_Direction:_ Locate every line in the records below that holds the word "year" and return each one.
++++ Exercise input ++++
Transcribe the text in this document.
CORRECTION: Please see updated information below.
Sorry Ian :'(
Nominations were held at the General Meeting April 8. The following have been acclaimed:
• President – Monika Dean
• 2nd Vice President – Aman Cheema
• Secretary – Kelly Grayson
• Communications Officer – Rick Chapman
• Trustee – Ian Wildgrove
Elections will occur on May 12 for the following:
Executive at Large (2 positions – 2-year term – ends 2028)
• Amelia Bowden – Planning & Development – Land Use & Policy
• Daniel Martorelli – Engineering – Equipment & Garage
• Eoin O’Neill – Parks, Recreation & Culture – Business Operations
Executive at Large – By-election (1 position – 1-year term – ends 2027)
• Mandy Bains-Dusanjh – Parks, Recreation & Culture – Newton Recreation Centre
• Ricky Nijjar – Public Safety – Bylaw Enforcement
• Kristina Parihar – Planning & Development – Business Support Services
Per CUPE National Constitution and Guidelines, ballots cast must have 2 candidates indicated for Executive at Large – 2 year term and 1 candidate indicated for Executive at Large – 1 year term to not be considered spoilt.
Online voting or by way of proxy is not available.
++++
_Answer for the task:_
Executive at Large (2 positions – 2-year term – ends 2028)
Executive at Large – By-election (1 position – 1-year term – ends 2027)
Per CUPE National Constitution and Guidelines, ballots cast must have 2 candidates indicated for Executive at Large – 2 year term and 1 candidate indicated for Executive at Large – 1 year term to not be considered spoilt.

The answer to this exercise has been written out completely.